--- Start Data provided ---

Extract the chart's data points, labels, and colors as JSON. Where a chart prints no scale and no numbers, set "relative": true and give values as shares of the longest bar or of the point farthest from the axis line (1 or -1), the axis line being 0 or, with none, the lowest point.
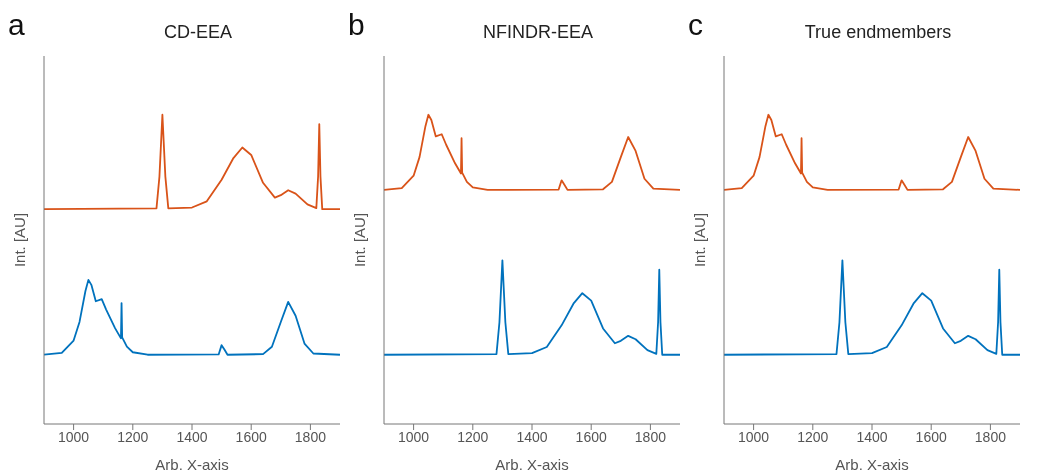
{
  "chart_data": [
    {
      "type": "line",
      "title": "CD-EEA",
      "annotations": [
        "a"
      ],
      "xlabel": "Arb. X-axis",
      "ylabel": "Int. [AU]",
      "relative": true,
      "xlim": [
        900,
        1900
      ],
      "xticks": [
        1000,
        1200,
        1400,
        1600,
        1800
      ],
      "series": [
        {
          "color": "#d95319",
          "x": [
            900,
            1280,
            1290,
            1300,
            1310,
            1320,
            1400,
            1450,
            1500,
            1540,
            1570,
            1600,
            1640,
            1680,
            1700,
            1725,
            1750,
            1790,
            1820,
            1826,
            1830,
            1834,
            1840,
            1900
          ],
          "values": [
            0.695,
            0.697,
            0.8,
            1.0,
            0.8,
            0.697,
            0.7,
            0.72,
            0.79,
            0.86,
            0.894,
            0.87,
            0.78,
            0.732,
            0.74,
            0.756,
            0.745,
            0.71,
            0.698,
            0.8,
            0.97,
            0.8,
            0.695,
            0.695
          ]
        },
        {
          "color": "#0072bd",
          "x": [
            900,
            960,
            1000,
            1020,
            1040,
            1050,
            1060,
            1075,
            1095,
            1110,
            1140,
            1160,
            1162,
            1164,
            1180,
            1200,
            1250,
            1490,
            1500,
            1510,
            1520,
            1640,
            1670,
            1700,
            1725,
            1750,
            1780,
            1810,
            1900
          ],
          "values": [
            0.224,
            0.23,
            0.27,
            0.33,
            0.43,
            0.466,
            0.45,
            0.397,
            0.404,
            0.37,
            0.31,
            0.277,
            0.391,
            0.28,
            0.25,
            0.232,
            0.224,
            0.225,
            0.255,
            0.24,
            0.224,
            0.226,
            0.25,
            0.33,
            0.395,
            0.35,
            0.26,
            0.228,
            0.224
          ]
        }
      ]
    },
    {
      "type": "line",
      "title": "NFINDR-EEA",
      "annotations": [
        "b"
      ],
      "xlabel": "Arb. X-axis",
      "ylabel": "Int. [AU]",
      "relative": true,
      "xlim": [
        900,
        1900
      ],
      "xticks": [
        1000,
        1200,
        1400,
        1600,
        1800
      ],
      "series": [
        {
          "color": "#d95319",
          "x": [
            900,
            960,
            1000,
            1020,
            1040,
            1050,
            1060,
            1075,
            1095,
            1110,
            1140,
            1160,
            1162,
            1164,
            1180,
            1200,
            1250,
            1490,
            1500,
            1510,
            1520,
            1640,
            1670,
            1700,
            1725,
            1750,
            1780,
            1810,
            1900
          ],
          "values": [
            0.757,
            0.763,
            0.803,
            0.863,
            0.963,
            1.0,
            0.983,
            0.93,
            0.937,
            0.903,
            0.843,
            0.81,
            0.924,
            0.813,
            0.783,
            0.765,
            0.757,
            0.758,
            0.788,
            0.773,
            0.757,
            0.759,
            0.783,
            0.863,
            0.928,
            0.883,
            0.793,
            0.761,
            0.757
          ]
        },
        {
          "color": "#0072bd",
          "x": [
            900,
            1280,
            1290,
            1300,
            1310,
            1320,
            1400,
            1450,
            1500,
            1540,
            1570,
            1600,
            1640,
            1680,
            1700,
            1725,
            1750,
            1790,
            1820,
            1826,
            1830,
            1834,
            1840,
            1900
          ],
          "values": [
            0.224,
            0.226,
            0.329,
            0.529,
            0.329,
            0.226,
            0.229,
            0.249,
            0.319,
            0.389,
            0.423,
            0.399,
            0.309,
            0.261,
            0.269,
            0.285,
            0.274,
            0.239,
            0.227,
            0.329,
            0.499,
            0.329,
            0.224,
            0.224
          ]
        }
      ]
    },
    {
      "type": "line",
      "title": "True endmembers",
      "annotations": [
        "c"
      ],
      "xlabel": "Arb. X-axis",
      "ylabel": "Int. [AU]",
      "relative": true,
      "xlim": [
        900,
        1900
      ],
      "xticks": [
        1000,
        1200,
        1400,
        1600,
        1800
      ],
      "series": [
        {
          "color": "#d95319",
          "x": [
            900,
            960,
            1000,
            1020,
            1040,
            1050,
            1060,
            1075,
            1095,
            1110,
            1140,
            1160,
            1162,
            1164,
            1180,
            1200,
            1250,
            1490,
            1500,
            1510,
            1520,
            1640,
            1670,
            1700,
            1725,
            1750,
            1780,
            1810,
            1900
          ],
          "values": [
            0.757,
            0.763,
            0.803,
            0.863,
            0.963,
            1.0,
            0.983,
            0.93,
            0.937,
            0.903,
            0.843,
            0.81,
            0.924,
            0.813,
            0.783,
            0.765,
            0.757,
            0.758,
            0.788,
            0.773,
            0.757,
            0.759,
            0.783,
            0.863,
            0.928,
            0.883,
            0.793,
            0.761,
            0.757
          ]
        },
        {
          "color": "#0072bd",
          "x": [
            900,
            1280,
            1290,
            1300,
            1310,
            1320,
            1400,
            1450,
            1500,
            1540,
            1570,
            1600,
            1640,
            1680,
            1700,
            1725,
            1750,
            1790,
            1820,
            1826,
            1830,
            1834,
            1840,
            1900
          ],
          "values": [
            0.224,
            0.226,
            0.329,
            0.529,
            0.329,
            0.226,
            0.229,
            0.249,
            0.319,
            0.389,
            0.423,
            0.399,
            0.309,
            0.261,
            0.269,
            0.285,
            0.274,
            0.239,
            0.227,
            0.329,
            0.499,
            0.329,
            0.224,
            0.224
          ]
        }
      ]
    }
  ]
}
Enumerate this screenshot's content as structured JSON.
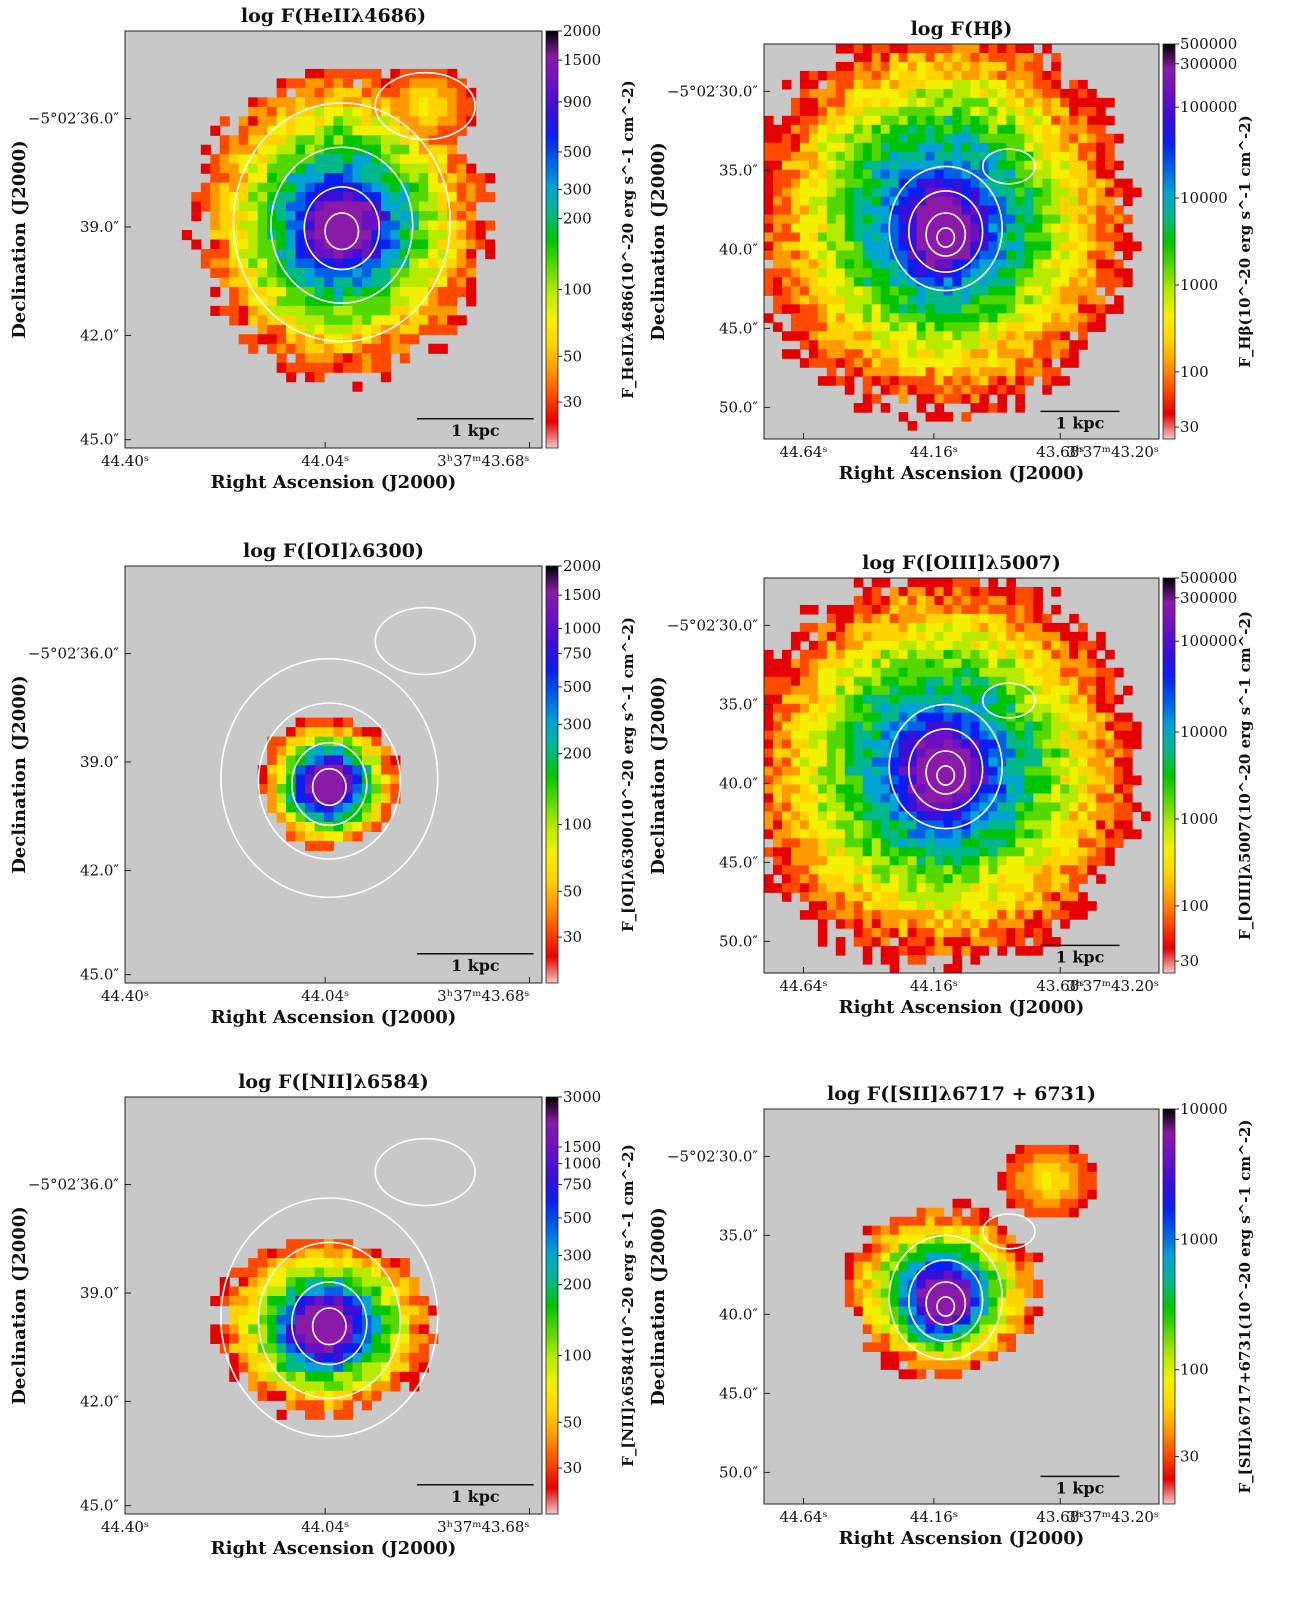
{
  "scale_bar_label": "1 kpc",
  "colormap": [
    "#f0c8c8",
    "#e60000",
    "#ff4a00",
    "#ff9a00",
    "#ffd400",
    "#f4f100",
    "#b6ea00",
    "#55d800",
    "#00c400",
    "#00b889",
    "#00a3d4",
    "#0060e6",
    "#0a1ef0",
    "#3a0fd8",
    "#6a11c4",
    "#8b1aa8",
    "#000000"
  ],
  "panels": [
    {
      "title": "log F(HeIIλ4686)",
      "xlabel": "Right Ascension (J2000)",
      "ylabel": "Declination (J2000)",
      "cbar_label": "F_HeIIλ4686(10^-20 erg s^-1 cm^-2)",
      "x_ticks": [
        "44.40ˢ",
        "44.04ˢ",
        "3ʰ37ᵐ43.68ˢ"
      ],
      "y_ticks": [
        "−5°02′36.0″",
        "39.0″",
        "42.0″",
        "45.0″"
      ],
      "cbar_ticks": [
        "2000",
        "1500",
        "900",
        "500",
        "300",
        "200",
        "100",
        "50",
        "30"
      ]
    },
    {
      "title": "log F(Hβ)",
      "xlabel": "Right Ascension (J2000)",
      "ylabel": "Declination (J2000)",
      "cbar_label": "F_Hβ(10^-20 erg s^-1 cm^-2)",
      "x_ticks": [
        "44.64ˢ",
        "44.16ˢ",
        "43.68ˢ",
        "3ʰ37ᵐ43.20ˢ"
      ],
      "y_ticks": [
        "−5°02′30.0″",
        "35.0″",
        "40.0″",
        "45.0″",
        "50.0″"
      ],
      "cbar_ticks": [
        "500000",
        "300000",
        "100000",
        "10000",
        "1000",
        "100",
        "30"
      ]
    },
    {
      "title": "log F([OI]λ6300)",
      "xlabel": "Right Ascension (J2000)",
      "ylabel": "Declination (J2000)",
      "cbar_label": "F_[OI]λ6300(10^-20 erg s^-1 cm^-2)",
      "x_ticks": [
        "44.40ˢ",
        "44.04ˢ",
        "3ʰ37ᵐ43.68ˢ"
      ],
      "y_ticks": [
        "−5°02′36.0″",
        "39.0″",
        "42.0″",
        "45.0″"
      ],
      "cbar_ticks": [
        "2000",
        "1500",
        "1000",
        "750",
        "500",
        "300",
        "200",
        "100",
        "50",
        "30"
      ]
    },
    {
      "title": "log F([OIII]λ5007)",
      "xlabel": "Right Ascension (J2000)",
      "ylabel": "Declination (J2000)",
      "cbar_label": "F_[OIII]λ5007(10^-20 erg s^-1 cm^-2)",
      "x_ticks": [
        "44.64ˢ",
        "44.16ˢ",
        "43.68ˢ",
        "3ʰ37ᵐ43.20ˢ"
      ],
      "y_ticks": [
        "−5°02′30.0″",
        "35.0″",
        "40.0″",
        "45.0″",
        "50.0″"
      ],
      "cbar_ticks": [
        "500000",
        "300000",
        "100000",
        "10000",
        "1000",
        "100",
        "30"
      ]
    },
    {
      "title": "log F([NII]λ6584)",
      "xlabel": "Right Ascension (J2000)",
      "ylabel": "Declination (J2000)",
      "cbar_label": "F_[NII]λ6584(10^-20 erg s^-1 cm^-2)",
      "x_ticks": [
        "44.40ˢ",
        "44.04ˢ",
        "3ʰ37ᵐ43.68ˢ"
      ],
      "y_ticks": [
        "−5°02′36.0″",
        "39.0″",
        "42.0″",
        "45.0″"
      ],
      "cbar_ticks": [
        "3000",
        "1500",
        "1000",
        "750",
        "500",
        "300",
        "200",
        "100",
        "50",
        "30"
      ]
    },
    {
      "title": "log F([SII]λ6717 + 6731)",
      "xlabel": "Right Ascension (J2000)",
      "ylabel": "Declination (J2000)",
      "cbar_label": "F_[SII]λ6717+6731(10^-20 erg s^-1 cm^-2)",
      "x_ticks": [
        "44.64ˢ",
        "44.16ˢ",
        "43.68ˢ",
        "3ʰ37ᵐ43.20ˢ"
      ],
      "y_ticks": [
        "−5°02′30.0″",
        "35.0″",
        "40.0″",
        "45.0″",
        "50.0″"
      ],
      "cbar_ticks": [
        "10000",
        "1000",
        "100",
        "30"
      ]
    }
  ]
}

--- End Data provided ---

* [Given exercise]: Identify each line in the records above containing the word "title"; copy those lines.

* [Full answer]:
      "title": "CD-EEA",
      "title": "NFINDR-EEA",
      "title": "True endmembers",
      "title": "log F(HeIIλ4686)",
      "title": "log F(Hβ)",
      "title": "log F([OI]λ6300)",
      "title": "log F([OIII]λ5007)",
      "title": "log F([NII]λ6584)",
      "title": "log F([SII]λ6717 + 6731)",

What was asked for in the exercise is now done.